Data entries for graphics -
+++
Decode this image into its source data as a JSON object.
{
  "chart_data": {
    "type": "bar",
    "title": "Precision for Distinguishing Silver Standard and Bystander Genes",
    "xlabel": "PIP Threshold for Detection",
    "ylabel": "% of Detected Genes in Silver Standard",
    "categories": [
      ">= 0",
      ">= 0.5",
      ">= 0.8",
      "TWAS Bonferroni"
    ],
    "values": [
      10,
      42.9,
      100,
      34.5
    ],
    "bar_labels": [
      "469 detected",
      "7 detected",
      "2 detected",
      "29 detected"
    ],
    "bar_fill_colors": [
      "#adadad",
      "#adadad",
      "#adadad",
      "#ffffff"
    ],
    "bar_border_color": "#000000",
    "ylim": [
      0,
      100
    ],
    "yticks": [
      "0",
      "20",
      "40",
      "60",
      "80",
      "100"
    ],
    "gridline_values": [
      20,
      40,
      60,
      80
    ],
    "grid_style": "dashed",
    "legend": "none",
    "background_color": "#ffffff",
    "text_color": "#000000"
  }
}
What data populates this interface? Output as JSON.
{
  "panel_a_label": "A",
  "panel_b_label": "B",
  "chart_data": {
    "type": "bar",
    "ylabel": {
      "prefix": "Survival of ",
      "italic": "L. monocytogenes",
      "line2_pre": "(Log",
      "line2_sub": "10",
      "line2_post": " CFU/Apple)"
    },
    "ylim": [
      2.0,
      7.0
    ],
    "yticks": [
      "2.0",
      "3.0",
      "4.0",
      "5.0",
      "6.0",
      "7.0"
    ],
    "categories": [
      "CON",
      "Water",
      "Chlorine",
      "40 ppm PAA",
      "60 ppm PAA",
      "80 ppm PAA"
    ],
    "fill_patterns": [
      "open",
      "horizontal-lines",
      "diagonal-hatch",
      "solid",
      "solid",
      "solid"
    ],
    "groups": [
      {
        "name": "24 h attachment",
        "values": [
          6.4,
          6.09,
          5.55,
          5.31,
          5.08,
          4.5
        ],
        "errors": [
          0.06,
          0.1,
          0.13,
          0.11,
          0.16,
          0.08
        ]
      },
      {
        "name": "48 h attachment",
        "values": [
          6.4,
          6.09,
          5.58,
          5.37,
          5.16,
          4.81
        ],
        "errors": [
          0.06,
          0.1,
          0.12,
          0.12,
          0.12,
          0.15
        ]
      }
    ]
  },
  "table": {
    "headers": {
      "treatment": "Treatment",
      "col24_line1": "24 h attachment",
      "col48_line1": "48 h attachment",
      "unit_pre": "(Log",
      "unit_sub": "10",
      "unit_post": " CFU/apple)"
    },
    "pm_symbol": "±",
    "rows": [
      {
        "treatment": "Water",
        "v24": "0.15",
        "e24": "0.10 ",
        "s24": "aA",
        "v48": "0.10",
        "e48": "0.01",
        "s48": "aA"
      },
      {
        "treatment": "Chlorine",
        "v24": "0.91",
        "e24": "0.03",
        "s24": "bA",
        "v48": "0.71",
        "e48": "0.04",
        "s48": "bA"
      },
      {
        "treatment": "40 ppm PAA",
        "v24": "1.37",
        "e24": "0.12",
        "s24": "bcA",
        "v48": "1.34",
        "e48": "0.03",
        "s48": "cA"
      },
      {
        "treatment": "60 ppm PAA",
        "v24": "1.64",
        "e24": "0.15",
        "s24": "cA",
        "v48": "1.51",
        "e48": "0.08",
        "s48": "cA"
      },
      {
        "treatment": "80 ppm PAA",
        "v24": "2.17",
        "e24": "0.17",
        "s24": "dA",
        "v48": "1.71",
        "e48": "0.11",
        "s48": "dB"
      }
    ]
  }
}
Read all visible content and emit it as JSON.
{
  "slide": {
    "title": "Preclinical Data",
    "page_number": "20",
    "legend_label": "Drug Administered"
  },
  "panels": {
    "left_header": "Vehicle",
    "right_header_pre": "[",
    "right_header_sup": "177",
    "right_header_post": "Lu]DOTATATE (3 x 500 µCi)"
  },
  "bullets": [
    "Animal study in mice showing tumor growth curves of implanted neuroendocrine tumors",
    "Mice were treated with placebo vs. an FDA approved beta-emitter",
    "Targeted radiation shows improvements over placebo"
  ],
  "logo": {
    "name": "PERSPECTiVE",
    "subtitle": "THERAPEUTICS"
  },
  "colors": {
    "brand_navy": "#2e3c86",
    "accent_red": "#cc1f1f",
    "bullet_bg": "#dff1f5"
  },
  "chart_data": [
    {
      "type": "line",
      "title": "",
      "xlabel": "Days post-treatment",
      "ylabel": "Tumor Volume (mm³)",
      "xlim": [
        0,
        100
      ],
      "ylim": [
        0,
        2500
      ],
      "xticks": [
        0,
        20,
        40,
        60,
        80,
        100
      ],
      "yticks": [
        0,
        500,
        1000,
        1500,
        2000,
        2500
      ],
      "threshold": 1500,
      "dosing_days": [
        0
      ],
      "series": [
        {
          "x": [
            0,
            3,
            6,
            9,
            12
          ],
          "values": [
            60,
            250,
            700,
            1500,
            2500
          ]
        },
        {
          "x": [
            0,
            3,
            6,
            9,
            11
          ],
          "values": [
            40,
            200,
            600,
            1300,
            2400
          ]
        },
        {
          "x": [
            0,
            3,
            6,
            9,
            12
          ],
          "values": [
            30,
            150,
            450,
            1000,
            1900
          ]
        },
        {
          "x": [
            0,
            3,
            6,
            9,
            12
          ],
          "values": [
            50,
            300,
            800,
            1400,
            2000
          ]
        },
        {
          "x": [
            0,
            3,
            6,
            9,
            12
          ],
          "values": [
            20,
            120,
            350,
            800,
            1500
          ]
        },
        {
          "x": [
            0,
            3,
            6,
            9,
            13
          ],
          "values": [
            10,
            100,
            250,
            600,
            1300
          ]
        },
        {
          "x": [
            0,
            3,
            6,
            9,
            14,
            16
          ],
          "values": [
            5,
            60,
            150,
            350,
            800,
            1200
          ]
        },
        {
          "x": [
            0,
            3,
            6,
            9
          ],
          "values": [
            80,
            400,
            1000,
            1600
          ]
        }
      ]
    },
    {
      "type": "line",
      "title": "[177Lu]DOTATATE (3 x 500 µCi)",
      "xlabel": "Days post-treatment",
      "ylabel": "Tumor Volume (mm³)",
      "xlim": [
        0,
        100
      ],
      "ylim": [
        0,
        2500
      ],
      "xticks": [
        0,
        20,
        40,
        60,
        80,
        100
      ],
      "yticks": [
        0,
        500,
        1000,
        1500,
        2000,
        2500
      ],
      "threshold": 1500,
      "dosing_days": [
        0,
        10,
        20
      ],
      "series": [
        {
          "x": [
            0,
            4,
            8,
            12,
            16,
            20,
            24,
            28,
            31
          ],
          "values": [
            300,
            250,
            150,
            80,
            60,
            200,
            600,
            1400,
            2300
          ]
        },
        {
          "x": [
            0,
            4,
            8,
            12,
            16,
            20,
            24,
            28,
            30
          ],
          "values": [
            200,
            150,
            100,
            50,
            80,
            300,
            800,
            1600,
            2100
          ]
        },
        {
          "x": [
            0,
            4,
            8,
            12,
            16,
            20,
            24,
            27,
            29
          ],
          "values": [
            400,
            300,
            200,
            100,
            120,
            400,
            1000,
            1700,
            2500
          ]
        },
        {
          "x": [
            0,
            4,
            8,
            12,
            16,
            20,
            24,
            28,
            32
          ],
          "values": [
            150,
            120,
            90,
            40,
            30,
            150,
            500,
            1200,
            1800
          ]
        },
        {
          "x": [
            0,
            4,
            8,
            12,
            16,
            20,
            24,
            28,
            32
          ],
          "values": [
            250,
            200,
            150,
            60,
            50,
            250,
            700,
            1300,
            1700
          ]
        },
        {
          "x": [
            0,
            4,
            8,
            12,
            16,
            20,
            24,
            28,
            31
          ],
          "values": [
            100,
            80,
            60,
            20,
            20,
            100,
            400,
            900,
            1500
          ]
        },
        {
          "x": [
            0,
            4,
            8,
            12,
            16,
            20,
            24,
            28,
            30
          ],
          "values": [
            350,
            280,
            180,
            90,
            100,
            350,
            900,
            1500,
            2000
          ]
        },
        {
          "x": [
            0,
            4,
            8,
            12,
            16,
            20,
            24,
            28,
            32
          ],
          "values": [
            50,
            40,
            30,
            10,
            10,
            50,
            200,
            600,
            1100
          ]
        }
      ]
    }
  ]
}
+++
TO DO -
Extract every line containing the string "name" from the data above.

TASK RESULT -
        "name": "24 h attachment",
        "name": "48 h attachment",
    "name": "PERSPECTiVE",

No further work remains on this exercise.